• Request: Return the full listing exactly as it is written.

Items listed in a dataset
** START **

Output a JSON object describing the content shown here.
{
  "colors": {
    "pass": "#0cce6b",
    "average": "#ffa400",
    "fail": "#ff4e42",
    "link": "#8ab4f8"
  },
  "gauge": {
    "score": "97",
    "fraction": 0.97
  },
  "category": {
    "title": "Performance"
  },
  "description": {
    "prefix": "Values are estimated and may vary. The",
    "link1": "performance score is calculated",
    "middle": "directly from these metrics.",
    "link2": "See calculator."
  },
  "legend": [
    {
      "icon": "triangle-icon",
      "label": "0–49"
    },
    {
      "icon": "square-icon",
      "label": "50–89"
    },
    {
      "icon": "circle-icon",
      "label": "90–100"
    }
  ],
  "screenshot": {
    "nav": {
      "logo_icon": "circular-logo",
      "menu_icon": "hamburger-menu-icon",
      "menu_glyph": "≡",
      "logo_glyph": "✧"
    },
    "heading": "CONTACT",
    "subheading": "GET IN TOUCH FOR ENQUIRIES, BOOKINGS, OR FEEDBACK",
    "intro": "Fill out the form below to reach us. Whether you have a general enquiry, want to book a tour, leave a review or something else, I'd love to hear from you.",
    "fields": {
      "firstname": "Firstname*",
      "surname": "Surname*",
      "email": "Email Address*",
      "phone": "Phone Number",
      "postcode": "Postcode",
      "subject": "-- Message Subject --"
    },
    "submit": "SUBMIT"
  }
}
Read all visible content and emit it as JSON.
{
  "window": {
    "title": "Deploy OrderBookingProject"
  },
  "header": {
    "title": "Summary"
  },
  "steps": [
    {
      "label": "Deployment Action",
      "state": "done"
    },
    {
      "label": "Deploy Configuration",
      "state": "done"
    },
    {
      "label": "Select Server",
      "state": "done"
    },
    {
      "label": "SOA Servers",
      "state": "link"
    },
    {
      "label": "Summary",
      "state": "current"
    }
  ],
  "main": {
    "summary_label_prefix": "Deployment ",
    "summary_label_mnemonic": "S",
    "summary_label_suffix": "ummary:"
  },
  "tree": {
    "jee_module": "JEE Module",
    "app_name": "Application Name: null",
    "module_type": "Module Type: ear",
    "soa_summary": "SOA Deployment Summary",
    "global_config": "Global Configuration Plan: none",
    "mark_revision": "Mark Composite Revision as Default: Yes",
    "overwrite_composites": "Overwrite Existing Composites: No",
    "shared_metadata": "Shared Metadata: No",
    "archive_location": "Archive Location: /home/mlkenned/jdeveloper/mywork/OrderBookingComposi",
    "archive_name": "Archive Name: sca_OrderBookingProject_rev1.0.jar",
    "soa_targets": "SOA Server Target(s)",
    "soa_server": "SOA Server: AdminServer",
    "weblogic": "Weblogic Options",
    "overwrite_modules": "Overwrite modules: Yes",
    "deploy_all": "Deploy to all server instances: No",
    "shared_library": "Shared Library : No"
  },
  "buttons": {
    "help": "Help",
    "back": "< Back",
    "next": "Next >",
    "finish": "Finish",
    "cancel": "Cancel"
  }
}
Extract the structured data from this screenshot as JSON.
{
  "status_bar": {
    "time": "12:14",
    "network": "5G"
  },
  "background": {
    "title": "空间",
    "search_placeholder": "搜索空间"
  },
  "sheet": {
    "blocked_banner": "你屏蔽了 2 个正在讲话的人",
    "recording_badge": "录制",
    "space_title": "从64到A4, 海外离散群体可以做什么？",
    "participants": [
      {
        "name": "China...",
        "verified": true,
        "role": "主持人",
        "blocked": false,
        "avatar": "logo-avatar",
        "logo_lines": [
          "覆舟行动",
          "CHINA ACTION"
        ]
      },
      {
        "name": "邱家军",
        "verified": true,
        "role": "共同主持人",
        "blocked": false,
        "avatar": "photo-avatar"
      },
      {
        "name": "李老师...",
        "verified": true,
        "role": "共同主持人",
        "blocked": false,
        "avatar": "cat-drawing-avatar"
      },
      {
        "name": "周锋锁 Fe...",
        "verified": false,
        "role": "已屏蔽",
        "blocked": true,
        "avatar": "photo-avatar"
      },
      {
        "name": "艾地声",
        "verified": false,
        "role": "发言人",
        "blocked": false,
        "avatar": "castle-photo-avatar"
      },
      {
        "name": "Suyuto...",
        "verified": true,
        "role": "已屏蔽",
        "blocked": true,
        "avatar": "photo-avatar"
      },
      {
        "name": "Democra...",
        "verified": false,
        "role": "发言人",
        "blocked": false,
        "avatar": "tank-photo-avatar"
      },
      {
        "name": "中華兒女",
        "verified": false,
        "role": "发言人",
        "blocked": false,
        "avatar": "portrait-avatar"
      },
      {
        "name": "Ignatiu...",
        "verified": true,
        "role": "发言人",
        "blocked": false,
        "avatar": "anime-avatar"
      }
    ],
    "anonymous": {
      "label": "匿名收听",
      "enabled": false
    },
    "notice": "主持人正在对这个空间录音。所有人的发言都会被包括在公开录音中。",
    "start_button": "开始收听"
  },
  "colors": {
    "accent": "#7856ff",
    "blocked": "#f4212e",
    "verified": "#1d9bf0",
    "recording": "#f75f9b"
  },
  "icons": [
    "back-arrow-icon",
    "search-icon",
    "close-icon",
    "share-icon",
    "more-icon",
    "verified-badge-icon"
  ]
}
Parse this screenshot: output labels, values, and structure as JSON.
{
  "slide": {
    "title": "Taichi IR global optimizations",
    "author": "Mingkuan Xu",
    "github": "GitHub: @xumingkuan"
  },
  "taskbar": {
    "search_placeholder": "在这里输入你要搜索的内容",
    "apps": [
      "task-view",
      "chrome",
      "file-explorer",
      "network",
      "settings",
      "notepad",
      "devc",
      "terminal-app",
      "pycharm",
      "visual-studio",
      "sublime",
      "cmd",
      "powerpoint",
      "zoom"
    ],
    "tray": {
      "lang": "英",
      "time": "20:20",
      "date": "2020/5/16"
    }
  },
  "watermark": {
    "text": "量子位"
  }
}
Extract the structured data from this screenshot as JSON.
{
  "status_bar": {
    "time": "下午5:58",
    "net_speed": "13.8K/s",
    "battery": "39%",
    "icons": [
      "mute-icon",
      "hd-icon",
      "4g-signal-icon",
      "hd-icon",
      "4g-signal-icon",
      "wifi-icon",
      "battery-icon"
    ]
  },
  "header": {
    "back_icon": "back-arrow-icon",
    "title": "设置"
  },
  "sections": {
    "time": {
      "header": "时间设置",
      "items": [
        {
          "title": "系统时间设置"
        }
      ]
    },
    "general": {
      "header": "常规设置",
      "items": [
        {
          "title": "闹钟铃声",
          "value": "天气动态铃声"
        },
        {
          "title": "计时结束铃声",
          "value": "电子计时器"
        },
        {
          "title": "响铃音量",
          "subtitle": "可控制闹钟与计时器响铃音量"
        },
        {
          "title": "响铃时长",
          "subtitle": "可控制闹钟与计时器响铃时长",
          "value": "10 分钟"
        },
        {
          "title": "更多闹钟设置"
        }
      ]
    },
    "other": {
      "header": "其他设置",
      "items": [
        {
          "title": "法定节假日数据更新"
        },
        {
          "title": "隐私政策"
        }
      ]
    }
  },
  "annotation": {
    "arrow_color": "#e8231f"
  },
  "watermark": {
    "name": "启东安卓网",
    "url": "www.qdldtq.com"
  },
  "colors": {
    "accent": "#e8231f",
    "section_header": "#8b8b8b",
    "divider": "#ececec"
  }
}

** END **

• Reply to the exercise:
Output a JSON object describing the content shown here.
{
  "colors": {
    "pass": "#0cce6b",
    "average": "#ffa400",
    "fail": "#ff4e42",
    "link": "#8ab4f8"
  },
  "gauge": {
    "score": "97",
    "fraction": 0.97
  },
  "category": {
    "title": "Performance"
  },
  "description": {
    "prefix": "Values are estimated and may vary. The",
    "link1": "performance score is calculated",
    "middle": "directly from these metrics.",
    "link2": "See calculator."
  },
  "legend": [
    {
      "icon": "triangle-icon",
      "label": "0–49"
    },
    {
      "icon": "square-icon",
      "label": "50–89"
    },
    {
      "icon": "circle-icon",
      "label": "90–100"
    }
  ],
  "screenshot": {
    "nav": {
      "logo_icon": "circular-logo",
      "menu_icon": "hamburger-menu-icon",
      "menu_glyph": "≡",
      "logo_glyph": "✧"
    },
    "heading": "CONTACT",
    "subheading": "GET IN TOUCH FOR ENQUIRIES, BOOKINGS, OR FEEDBACK",
    "intro": "Fill out the form below to reach us. Whether you have a general enquiry, want to book a tour, leave a review or something else, I'd love to hear from you.",
    "fields": {
      "firstname": "Firstname*",
      "surname": "Surname*",
      "email": "Email Address*",
      "phone": "Phone Number",
      "postcode": "Postcode",
      "subject": "-- Message Subject --"
    },
    "submit": "SUBMIT"
  }
}
Read all visible content and emit it as JSON.
{
  "window": {
    "title": "Deploy OrderBookingProject"
  },
  "header": {
    "title": "Summary"
  },
  "steps": [
    {
      "label": "Deployment Action",
      "state": "done"
    },
    {
      "label": "Deploy Configuration",
      "state": "done"
    },
    {
      "label": "Select Server",
      "state": "done"
    },
    {
      "label": "SOA Servers",
      "state": "link"
    },
    {
      "label": "Summary",
      "state": "current"
    }
  ],
  "main": {
    "summary_label_prefix": "Deployment ",
    "summary_label_mnemonic": "S",
    "summary_label_suffix": "ummary:"
  },
  "tree": {
    "jee_module": "JEE Module",
    "app_name": "Application Name: null",
    "module_type": "Module Type: ear",
    "soa_summary": "SOA Deployment Summary",
    "global_config": "Global Configuration Plan: none",
    "mark_revision": "Mark Composite Revision as Default: Yes",
    "overwrite_composites": "Overwrite Existing Composites: No",
    "shared_metadata": "Shared Metadata: No",
    "archive_location": "Archive Location: /home/mlkenned/jdeveloper/mywork/OrderBookingComposi",
    "archive_name": "Archive Name: sca_OrderBookingProject_rev1.0.jar",
    "soa_targets": "SOA Server Target(s)",
    "soa_server": "SOA Server: AdminServer",
    "weblogic": "Weblogic Options",
    "overwrite_modules": "Overwrite modules: Yes",
    "deploy_all": "Deploy to all server instances: No",
    "shared_library": "Shared Library : No"
  },
  "buttons": {
    "help": "Help",
    "back": "< Back",
    "next": "Next >",
    "finish": "Finish",
    "cancel": "Cancel"
  }
}
Extract the structured data from this screenshot as JSON.
{
  "status_bar": {
    "time": "12:14",
    "network": "5G"
  },
  "background": {
    "title": "空间",
    "search_placeholder": "搜索空间"
  },
  "sheet": {
    "blocked_banner": "你屏蔽了 2 个正在讲话的人",
    "recording_badge": "录制",
    "space_title": "从64到A4, 海外离散群体可以做什么？",
    "participants": [
      {
        "name": "China...",
        "verified": true,
        "role": "主持人",
        "blocked": false,
        "avatar": "logo-avatar",
        "logo_lines": [
          "覆舟行动",
          "CHINA ACTION"
        ]
      },
      {
        "name": "邱家军",
        "verified": true,
        "role": "共同主持人",
        "blocked": false,
        "avatar": "photo-avatar"
      },
      {
        "name": "李老师...",
        "verified": true,
        "role": "共同主持人",
        "blocked": false,
        "avatar": "cat-drawing-avatar"
      },
      {
        "name": "周锋锁 Fe...",
        "verified": false,
        "role": "已屏蔽",
        "blocked": true,
        "avatar": "photo-avatar"
      },
      {
        "name": "艾地声",
        "verified": false,
        "role": "发言人",
        "blocked": false,
        "avatar": "castle-photo-avatar"
      },
      {
        "name": "Suyuto...",
        "verified": true,
        "role": "已屏蔽",
        "blocked": true,
        "avatar": "photo-avatar"
      },
      {
        "name": "Democra...",
        "verified": false,
        "role": "发言人",
        "blocked": false,
        "avatar": "tank-photo-avatar"
      },
      {
        "name": "中華兒女",
        "verified": false,
        "role": "发言人",
        "blocked": false,
        "avatar": "portrait-avatar"
      },
      {
        "name": "Ignatiu...",
        "verified": true,
        "role": "发言人",
        "blocked": false,
        "avatar": "anime-avatar"
      }
    ],
    "anonymous": {
      "label": "匿名收听",
      "enabled": false
    },
    "notice": "主持人正在对这个空间录音。所有人的发言都会被包括在公开录音中。",
    "start_button": "开始收听"
  },
  "colors": {
    "accent": "#7856ff",
    "blocked": "#f4212e",
    "verified": "#1d9bf0",
    "recording": "#f75f9b"
  },
  "icons": [
    "back-arrow-icon",
    "search-icon",
    "close-icon",
    "share-icon",
    "more-icon",
    "verified-badge-icon"
  ]
}
Parse this screenshot: output labels, values, and structure as JSON.
{
  "slide": {
    "title": "Taichi IR global optimizations",
    "author": "Mingkuan Xu",
    "github": "GitHub: @xumingkuan"
  },
  "taskbar": {
    "search_placeholder": "在这里输入你要搜索的内容",
    "apps": [
      "task-view",
      "chrome",
      "file-explorer",
      "network",
      "settings",
      "notepad",
      "devc",
      "terminal-app",
      "pycharm",
      "visual-studio",
      "sublime",
      "cmd",
      "powerpoint",
      "zoom"
    ],
    "tray": {
      "lang": "英",
      "time": "20:20",
      "date": "2020/5/16"
    }
  },
  "watermark": {
    "text": "量子位"
  }
}
Extract the structured data from this screenshot as JSON.
{
  "status_bar": {
    "time": "下午5:58",
    "net_speed": "13.8K/s",
    "battery": "39%",
    "icons": [
      "mute-icon",
      "hd-icon",
      "4g-signal-icon",
      "hd-icon",
      "4g-signal-icon",
      "wifi-icon",
      "battery-icon"
    ]
  },
  "header": {
    "back_icon": "back-arrow-icon",
    "title": "设置"
  },
  "sections": {
    "time": {
      "header": "时间设置",
      "items": [
        {
          "title": "系统时间设置"
        }
      ]
    },
    "general": {
      "header": "常规设置",
      "items": [
        {
          "title": "闹钟铃声",
          "value": "天气动态铃声"
        },
        {
          "title": "计时结束铃声",
          "value": "电子计时器"
        },
        {
          "title": "响铃音量",
          "subtitle": "可控制闹钟与计时器响铃音量"
        },
        {
          "title": "响铃时长",
          "subtitle": "可控制闹钟与计时器响铃时长",
          "value": "10 分钟"
        },
        {
          "title": "更多闹钟设置"
        }
      ]
    },
    "other": {
      "header": "其他设置",
      "items": [
        {
          "title": "法定节假日数据更新"
        },
        {
          "title": "隐私政策"
        }
      ]
    }
  },
  "annotation": {
    "arrow_color": "#e8231f"
  },
  "watermark": {
    "name": "启东安卓网",
    "url": "www.qdldtq.com"
  },
  "colors": {
    "accent": "#e8231f",
    "section_header": "#8b8b8b",
    "divider": "#ececec"
  }
}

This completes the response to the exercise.